* **The request**:
Write the material out again in full, exactly.

* **Exercise material**:
+-------+

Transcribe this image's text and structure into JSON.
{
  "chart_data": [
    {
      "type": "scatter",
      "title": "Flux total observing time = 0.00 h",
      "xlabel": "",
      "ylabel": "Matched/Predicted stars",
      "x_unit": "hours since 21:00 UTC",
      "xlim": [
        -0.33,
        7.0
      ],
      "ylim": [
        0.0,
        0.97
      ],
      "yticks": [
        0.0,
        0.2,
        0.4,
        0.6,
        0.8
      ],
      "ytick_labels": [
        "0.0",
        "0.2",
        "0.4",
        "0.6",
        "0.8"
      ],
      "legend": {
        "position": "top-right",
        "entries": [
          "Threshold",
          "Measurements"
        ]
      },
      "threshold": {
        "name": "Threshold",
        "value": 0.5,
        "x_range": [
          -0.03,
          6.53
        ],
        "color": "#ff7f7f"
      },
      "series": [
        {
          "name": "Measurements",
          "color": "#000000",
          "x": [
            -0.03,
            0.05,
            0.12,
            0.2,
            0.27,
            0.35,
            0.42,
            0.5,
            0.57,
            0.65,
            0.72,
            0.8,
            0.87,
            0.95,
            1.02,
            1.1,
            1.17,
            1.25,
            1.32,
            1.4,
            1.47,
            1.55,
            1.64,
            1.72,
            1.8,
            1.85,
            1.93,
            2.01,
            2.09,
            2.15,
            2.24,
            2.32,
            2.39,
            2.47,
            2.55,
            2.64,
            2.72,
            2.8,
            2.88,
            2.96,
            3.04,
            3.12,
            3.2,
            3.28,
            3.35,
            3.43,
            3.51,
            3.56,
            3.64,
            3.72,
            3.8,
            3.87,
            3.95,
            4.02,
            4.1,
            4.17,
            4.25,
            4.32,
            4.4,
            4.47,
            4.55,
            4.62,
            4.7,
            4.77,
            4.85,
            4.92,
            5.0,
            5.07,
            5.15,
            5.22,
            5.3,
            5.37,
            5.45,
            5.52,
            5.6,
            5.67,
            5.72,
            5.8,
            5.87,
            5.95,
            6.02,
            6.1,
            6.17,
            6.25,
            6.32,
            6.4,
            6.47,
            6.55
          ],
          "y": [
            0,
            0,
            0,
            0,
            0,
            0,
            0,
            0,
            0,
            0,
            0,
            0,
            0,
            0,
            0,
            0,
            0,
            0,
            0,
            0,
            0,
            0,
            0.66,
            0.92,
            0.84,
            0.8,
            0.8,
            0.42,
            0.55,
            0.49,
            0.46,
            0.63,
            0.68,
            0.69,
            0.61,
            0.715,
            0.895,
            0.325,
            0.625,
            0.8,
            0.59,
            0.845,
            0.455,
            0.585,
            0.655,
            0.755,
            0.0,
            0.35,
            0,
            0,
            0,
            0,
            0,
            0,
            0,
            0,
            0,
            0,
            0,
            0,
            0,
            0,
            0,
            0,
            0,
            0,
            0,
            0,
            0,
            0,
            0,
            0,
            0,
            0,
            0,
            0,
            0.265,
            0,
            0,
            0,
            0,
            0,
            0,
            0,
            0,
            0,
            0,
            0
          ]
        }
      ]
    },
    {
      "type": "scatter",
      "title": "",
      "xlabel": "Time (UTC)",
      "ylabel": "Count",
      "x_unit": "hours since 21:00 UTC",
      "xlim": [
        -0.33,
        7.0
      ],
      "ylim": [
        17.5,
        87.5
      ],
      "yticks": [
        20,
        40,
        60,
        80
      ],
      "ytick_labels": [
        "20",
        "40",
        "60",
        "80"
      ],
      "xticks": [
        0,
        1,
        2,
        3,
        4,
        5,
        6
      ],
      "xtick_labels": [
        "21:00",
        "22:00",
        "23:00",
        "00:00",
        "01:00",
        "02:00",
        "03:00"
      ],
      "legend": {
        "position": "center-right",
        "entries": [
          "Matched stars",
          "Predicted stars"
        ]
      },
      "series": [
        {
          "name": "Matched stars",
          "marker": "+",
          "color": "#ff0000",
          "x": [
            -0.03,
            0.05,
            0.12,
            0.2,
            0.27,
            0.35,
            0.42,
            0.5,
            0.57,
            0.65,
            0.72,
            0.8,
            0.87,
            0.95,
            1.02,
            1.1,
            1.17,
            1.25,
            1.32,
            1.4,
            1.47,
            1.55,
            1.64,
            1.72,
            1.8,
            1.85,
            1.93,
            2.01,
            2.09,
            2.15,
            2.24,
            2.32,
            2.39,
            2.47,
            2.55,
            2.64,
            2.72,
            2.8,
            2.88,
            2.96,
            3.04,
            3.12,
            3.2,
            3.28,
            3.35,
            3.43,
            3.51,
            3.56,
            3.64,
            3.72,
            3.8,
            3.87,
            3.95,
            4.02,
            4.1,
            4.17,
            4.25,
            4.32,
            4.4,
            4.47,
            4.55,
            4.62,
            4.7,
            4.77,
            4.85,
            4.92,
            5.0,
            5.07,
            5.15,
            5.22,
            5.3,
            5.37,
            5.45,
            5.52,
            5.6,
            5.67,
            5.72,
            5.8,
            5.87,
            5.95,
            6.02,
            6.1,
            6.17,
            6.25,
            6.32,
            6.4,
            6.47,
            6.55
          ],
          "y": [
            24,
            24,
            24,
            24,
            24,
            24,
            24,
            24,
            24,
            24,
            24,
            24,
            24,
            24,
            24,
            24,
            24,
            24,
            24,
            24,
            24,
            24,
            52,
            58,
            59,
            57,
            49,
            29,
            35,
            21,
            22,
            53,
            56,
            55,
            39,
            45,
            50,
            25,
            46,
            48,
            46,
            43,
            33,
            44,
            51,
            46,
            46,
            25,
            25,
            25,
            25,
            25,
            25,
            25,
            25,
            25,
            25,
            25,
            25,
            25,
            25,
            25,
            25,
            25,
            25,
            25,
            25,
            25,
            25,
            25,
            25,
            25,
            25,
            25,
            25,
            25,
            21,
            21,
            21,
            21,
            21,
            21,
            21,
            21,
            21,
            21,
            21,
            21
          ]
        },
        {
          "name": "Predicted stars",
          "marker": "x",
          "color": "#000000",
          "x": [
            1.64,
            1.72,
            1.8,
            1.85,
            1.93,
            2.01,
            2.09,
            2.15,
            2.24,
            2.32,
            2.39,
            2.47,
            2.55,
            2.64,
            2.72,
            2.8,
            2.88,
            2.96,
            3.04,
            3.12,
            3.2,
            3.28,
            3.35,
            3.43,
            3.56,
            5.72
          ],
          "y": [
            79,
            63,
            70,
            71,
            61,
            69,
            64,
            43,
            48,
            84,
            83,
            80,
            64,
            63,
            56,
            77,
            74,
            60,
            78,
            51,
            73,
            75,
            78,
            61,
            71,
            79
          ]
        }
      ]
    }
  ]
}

+-------+

* **Response to the exercise**:
Transcribe this image's text and structure into JSON.
{
  "chart_data": [
    {
      "type": "scatter",
      "title": "Flux total observing time = 0.00 h",
      "xlabel": "",
      "ylabel": "Matched/Predicted stars",
      "x_unit": "hours since 21:00 UTC",
      "xlim": [
        -0.33,
        7.0
      ],
      "ylim": [
        0.0,
        0.97
      ],
      "yticks": [
        0.0,
        0.2,
        0.4,
        0.6,
        0.8
      ],
      "ytick_labels": [
        "0.0",
        "0.2",
        "0.4",
        "0.6",
        "0.8"
      ],
      "legend": {
        "position": "top-right",
        "entries": [
          "Threshold",
          "Measurements"
        ]
      },
      "threshold": {
        "name": "Threshold",
        "value": 0.5,
        "x_range": [
          -0.03,
          6.53
        ],
        "color": "#ff7f7f"
      },
      "series": [
        {
          "name": "Measurements",
          "color": "#000000",
          "x": [
            -0.03,
            0.05,
            0.12,
            0.2,
            0.27,
            0.35,
            0.42,
            0.5,
            0.57,
            0.65,
            0.72,
            0.8,
            0.87,
            0.95,
            1.02,
            1.1,
            1.17,
            1.25,
            1.32,
            1.4,
            1.47,
            1.55,
            1.64,
            1.72,
            1.8,
            1.85,
            1.93,
            2.01,
            2.09,
            2.15,
            2.24,
            2.32,
            2.39,
            2.47,
            2.55,
            2.64,
            2.72,
            2.8,
            2.88,
            2.96,
            3.04,
            3.12,
            3.2,
            3.28,
            3.35,
            3.43,
            3.51,
            3.56,
            3.64,
            3.72,
            3.8,
            3.87,
            3.95,
            4.02,
            4.1,
            4.17,
            4.25,
            4.32,
            4.4,
            4.47,
            4.55,
            4.62,
            4.7,
            4.77,
            4.85,
            4.92,
            5.0,
            5.07,
            5.15,
            5.22,
            5.3,
            5.37,
            5.45,
            5.52,
            5.6,
            5.67,
            5.72,
            5.8,
            5.87,
            5.95,
            6.02,
            6.1,
            6.17,
            6.25,
            6.32,
            6.4,
            6.47,
            6.55
          ],
          "y": [
            0,
            0,
            0,
            0,
            0,
            0,
            0,
            0,
            0,
            0,
            0,
            0,
            0,
            0,
            0,
            0,
            0,
            0,
            0,
            0,
            0,
            0,
            0.66,
            0.92,
            0.84,
            0.8,
            0.8,
            0.42,
            0.55,
            0.49,
            0.46,
            0.63,
            0.68,
            0.69,
            0.61,
            0.715,
            0.895,
            0.325,
            0.625,
            0.8,
            0.59,
            0.845,
            0.455,
            0.585,
            0.655,
            0.755,
            0.0,
            0.35,
            0,
            0,
            0,
            0,
            0,
            0,
            0,
            0,
            0,
            0,
            0,
            0,
            0,
            0,
            0,
            0,
            0,
            0,
            0,
            0,
            0,
            0,
            0,
            0,
            0,
            0,
            0,
            0,
            0.265,
            0,
            0,
            0,
            0,
            0,
            0,
            0,
            0,
            0,
            0,
            0
          ]
        }
      ]
    },
    {
      "type": "scatter",
      "title": "",
      "xlabel": "Time (UTC)",
      "ylabel": "Count",
      "x_unit": "hours since 21:00 UTC",
      "xlim": [
        -0.33,
        7.0
      ],
      "ylim": [
        17.5,
        87.5
      ],
      "yticks": [
        20,
        40,
        60,
        80
      ],
      "ytick_labels": [
        "20",
        "40",
        "60",
        "80"
      ],
      "xticks": [
        0,
        1,
        2,
        3,
        4,
        5,
        6
      ],
      "xtick_labels": [
        "21:00",
        "22:00",
        "23:00",
        "00:00",
        "01:00",
        "02:00",
        "03:00"
      ],
      "legend": {
        "position": "center-right",
        "entries": [
          "Matched stars",
          "Predicted stars"
        ]
      },
      "series": [
        {
          "name": "Matched stars",
          "marker": "+",
          "color": "#ff0000",
          "x": [
            -0.03,
            0.05,
            0.12,
            0.2,
            0.27,
            0.35,
            0.42,
            0.5,
            0.57,
            0.65,
            0.72,
            0.8,
            0.87,
            0.95,
            1.02,
            1.1,
            1.17,
            1.25,
            1.32,
            1.4,
            1.47,
            1.55,
            1.64,
            1.72,
            1.8,
            1.85,
            1.93,
            2.01,
            2.09,
            2.15,
            2.24,
            2.32,
            2.39,
            2.47,
            2.55,
            2.64,
            2.72,
            2.8,
            2.88,
            2.96,
            3.04,
            3.12,
            3.2,
            3.28,
            3.35,
            3.43,
            3.51,
            3.56,
            3.64,
            3.72,
            3.8,
            3.87,
            3.95,
            4.02,
            4.1,
            4.17,
            4.25,
            4.32,
            4.4,
            4.47,
            4.55,
            4.62,
            4.7,
            4.77,
            4.85,
            4.92,
            5.0,
            5.07,
            5.15,
            5.22,
            5.3,
            5.37,
            5.45,
            5.52,
            5.6,
            5.67,
            5.72,
            5.8,
            5.87,
            5.95,
            6.02,
            6.1,
            6.17,
            6.25,
            6.32,
            6.4,
            6.47,
            6.55
          ],
          "y": [
            24,
            24,
            24,
            24,
            24,
            24,
            24,
            24,
            24,
            24,
            24,
            24,
            24,
            24,
            24,
            24,
            24,
            24,
            24,
            24,
            24,
            24,
            52,
            58,
            59,
            57,
            49,
            29,
            35,
            21,
            22,
            53,
            56,
            55,
            39,
            45,
            50,
            25,
            46,
            48,
            46,
            43,
            33,
            44,
            51,
            46,
            46,
            25,
            25,
            25,
            25,
            25,
            25,
            25,
            25,
            25,
            25,
            25,
            25,
            25,
            25,
            25,
            25,
            25,
            25,
            25,
            25,
            25,
            25,
            25,
            25,
            25,
            25,
            25,
            25,
            25,
            21,
            21,
            21,
            21,
            21,
            21,
            21,
            21,
            21,
            21,
            21,
            21
          ]
        },
        {
          "name": "Predicted stars",
          "marker": "x",
          "color": "#000000",
          "x": [
            1.64,
            1.72,
            1.8,
            1.85,
            1.93,
            2.01,
            2.09,
            2.15,
            2.24,
            2.32,
            2.39,
            2.47,
            2.55,
            2.64,
            2.72,
            2.8,
            2.88,
            2.96,
            3.04,
            3.12,
            3.2,
            3.28,
            3.35,
            3.43,
            3.56,
            5.72
          ],
          "y": [
            79,
            63,
            70,
            71,
            61,
            69,
            64,
            43,
            48,
            84,
            83,
            80,
            64,
            63,
            56,
            77,
            74,
            60,
            78,
            51,
            73,
            75,
            78,
            61,
            71,
            79
          ]
        }
      ]
    }
  ]
}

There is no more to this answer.